Find each line holding "image" and copy it out.
## BEGIN
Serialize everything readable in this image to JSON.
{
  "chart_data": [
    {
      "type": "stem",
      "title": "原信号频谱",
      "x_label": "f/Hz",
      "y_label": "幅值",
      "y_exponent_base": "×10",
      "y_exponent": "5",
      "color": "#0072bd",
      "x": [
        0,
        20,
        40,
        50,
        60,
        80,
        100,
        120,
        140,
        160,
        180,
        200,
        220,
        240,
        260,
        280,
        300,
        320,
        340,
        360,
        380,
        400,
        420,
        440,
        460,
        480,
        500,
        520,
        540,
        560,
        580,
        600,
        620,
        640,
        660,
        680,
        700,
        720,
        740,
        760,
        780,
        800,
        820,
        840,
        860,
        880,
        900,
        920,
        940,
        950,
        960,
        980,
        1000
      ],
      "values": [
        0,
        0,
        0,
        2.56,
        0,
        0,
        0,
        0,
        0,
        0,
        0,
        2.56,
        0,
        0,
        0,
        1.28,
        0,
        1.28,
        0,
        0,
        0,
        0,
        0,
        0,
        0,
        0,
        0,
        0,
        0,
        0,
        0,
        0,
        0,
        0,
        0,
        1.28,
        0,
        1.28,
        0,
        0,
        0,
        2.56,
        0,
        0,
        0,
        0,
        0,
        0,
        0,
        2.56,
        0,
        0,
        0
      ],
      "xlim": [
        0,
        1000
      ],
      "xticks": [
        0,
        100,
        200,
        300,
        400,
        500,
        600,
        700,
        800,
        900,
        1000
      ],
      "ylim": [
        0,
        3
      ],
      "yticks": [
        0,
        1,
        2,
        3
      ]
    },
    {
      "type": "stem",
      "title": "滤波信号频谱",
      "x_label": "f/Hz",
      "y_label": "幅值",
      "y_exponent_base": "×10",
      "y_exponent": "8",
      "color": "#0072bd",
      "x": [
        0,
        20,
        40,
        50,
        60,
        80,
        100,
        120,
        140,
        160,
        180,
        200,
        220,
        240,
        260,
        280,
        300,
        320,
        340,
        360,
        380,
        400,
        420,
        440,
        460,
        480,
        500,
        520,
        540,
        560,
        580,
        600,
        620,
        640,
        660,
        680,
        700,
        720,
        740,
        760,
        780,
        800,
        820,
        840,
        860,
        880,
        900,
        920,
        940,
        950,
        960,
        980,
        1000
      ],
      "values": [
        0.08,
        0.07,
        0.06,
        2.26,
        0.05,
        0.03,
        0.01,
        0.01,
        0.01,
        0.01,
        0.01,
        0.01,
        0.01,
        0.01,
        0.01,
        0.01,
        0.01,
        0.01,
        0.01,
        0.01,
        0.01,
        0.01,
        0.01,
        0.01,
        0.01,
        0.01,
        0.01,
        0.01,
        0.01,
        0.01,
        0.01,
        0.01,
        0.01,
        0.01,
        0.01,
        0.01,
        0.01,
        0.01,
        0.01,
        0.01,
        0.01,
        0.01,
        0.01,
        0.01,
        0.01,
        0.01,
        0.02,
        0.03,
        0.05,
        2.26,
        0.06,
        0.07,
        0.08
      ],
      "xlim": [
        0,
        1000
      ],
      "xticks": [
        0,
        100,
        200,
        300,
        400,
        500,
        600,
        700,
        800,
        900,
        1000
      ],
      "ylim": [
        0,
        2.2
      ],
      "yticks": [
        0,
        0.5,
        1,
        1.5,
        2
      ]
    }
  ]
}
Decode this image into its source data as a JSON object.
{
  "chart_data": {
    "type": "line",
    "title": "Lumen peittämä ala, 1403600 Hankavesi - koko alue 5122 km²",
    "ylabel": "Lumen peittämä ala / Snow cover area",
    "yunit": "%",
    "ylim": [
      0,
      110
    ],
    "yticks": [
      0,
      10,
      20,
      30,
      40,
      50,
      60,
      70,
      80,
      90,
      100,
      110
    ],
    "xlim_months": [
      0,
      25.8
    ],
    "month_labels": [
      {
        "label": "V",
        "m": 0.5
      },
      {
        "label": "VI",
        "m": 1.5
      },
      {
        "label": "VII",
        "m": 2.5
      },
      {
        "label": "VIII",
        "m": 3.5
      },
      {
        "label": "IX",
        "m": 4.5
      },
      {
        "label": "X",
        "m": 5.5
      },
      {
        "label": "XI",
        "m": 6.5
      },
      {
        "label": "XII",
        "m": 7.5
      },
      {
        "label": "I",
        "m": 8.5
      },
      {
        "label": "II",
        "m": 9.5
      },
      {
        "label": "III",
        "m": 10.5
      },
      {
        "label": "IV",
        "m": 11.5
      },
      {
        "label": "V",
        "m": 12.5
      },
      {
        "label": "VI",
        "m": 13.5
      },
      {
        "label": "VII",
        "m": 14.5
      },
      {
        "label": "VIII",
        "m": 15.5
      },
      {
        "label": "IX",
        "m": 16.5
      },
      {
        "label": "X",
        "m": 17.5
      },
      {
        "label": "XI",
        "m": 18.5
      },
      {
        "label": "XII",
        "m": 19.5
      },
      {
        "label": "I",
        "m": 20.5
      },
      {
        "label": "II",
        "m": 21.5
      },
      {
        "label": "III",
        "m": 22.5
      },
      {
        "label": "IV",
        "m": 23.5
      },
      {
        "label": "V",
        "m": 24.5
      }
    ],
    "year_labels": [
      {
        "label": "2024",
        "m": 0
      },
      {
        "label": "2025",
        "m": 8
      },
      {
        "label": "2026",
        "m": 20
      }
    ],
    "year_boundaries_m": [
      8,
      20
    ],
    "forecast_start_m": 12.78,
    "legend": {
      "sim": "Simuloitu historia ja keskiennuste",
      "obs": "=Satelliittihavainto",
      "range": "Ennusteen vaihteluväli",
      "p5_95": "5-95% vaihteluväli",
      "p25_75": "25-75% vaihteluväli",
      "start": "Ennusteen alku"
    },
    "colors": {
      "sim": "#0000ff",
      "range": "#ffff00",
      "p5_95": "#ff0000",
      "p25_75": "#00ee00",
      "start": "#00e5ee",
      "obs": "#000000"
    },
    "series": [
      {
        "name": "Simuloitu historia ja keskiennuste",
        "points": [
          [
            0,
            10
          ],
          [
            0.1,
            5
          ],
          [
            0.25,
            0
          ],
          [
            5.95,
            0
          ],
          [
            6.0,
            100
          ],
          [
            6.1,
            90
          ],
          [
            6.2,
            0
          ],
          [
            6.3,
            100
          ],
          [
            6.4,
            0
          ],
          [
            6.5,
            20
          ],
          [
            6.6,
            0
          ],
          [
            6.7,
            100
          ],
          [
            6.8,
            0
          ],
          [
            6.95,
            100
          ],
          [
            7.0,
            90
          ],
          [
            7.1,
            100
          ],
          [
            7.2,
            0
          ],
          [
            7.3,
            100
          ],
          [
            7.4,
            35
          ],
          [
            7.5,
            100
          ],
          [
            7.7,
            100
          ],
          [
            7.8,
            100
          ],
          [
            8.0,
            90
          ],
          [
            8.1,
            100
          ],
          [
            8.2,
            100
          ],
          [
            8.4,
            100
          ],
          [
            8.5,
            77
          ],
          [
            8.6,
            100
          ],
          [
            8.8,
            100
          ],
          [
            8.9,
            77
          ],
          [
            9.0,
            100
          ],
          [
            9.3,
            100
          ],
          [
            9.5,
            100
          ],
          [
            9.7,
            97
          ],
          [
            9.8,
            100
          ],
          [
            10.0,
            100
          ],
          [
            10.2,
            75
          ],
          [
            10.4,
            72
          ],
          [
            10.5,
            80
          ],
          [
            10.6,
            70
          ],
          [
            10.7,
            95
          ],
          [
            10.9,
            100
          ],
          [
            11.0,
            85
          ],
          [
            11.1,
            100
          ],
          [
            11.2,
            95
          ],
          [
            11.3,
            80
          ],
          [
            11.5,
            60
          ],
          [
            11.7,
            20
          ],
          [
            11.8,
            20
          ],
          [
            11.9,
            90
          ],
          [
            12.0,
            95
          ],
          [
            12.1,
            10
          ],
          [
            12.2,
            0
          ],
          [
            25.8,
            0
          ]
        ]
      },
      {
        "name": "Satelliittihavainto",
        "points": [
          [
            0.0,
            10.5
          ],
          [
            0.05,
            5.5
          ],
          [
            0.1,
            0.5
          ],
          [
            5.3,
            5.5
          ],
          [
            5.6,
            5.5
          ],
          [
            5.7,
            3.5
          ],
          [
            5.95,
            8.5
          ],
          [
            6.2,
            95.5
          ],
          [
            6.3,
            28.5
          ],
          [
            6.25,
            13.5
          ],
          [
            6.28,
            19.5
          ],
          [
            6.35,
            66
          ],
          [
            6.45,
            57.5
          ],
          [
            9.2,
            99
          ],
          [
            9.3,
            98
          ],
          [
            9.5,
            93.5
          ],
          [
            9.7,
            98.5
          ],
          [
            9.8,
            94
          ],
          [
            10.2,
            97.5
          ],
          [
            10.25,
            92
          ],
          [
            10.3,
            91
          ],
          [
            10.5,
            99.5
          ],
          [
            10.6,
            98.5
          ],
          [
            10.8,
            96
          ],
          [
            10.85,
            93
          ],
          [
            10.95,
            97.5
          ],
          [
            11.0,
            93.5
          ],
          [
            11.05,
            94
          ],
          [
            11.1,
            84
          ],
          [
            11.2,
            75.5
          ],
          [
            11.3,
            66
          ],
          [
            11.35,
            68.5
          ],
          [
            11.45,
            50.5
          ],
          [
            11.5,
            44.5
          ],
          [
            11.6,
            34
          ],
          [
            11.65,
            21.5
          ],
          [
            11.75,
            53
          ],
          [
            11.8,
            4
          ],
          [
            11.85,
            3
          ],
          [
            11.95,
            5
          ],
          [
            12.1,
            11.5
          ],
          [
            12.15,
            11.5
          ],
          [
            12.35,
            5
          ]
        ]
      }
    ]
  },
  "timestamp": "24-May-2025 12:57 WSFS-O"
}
## END
*Written answer:*
Serialize everything readable in this image to JSON.
Decode this image into its source data as a JSON object.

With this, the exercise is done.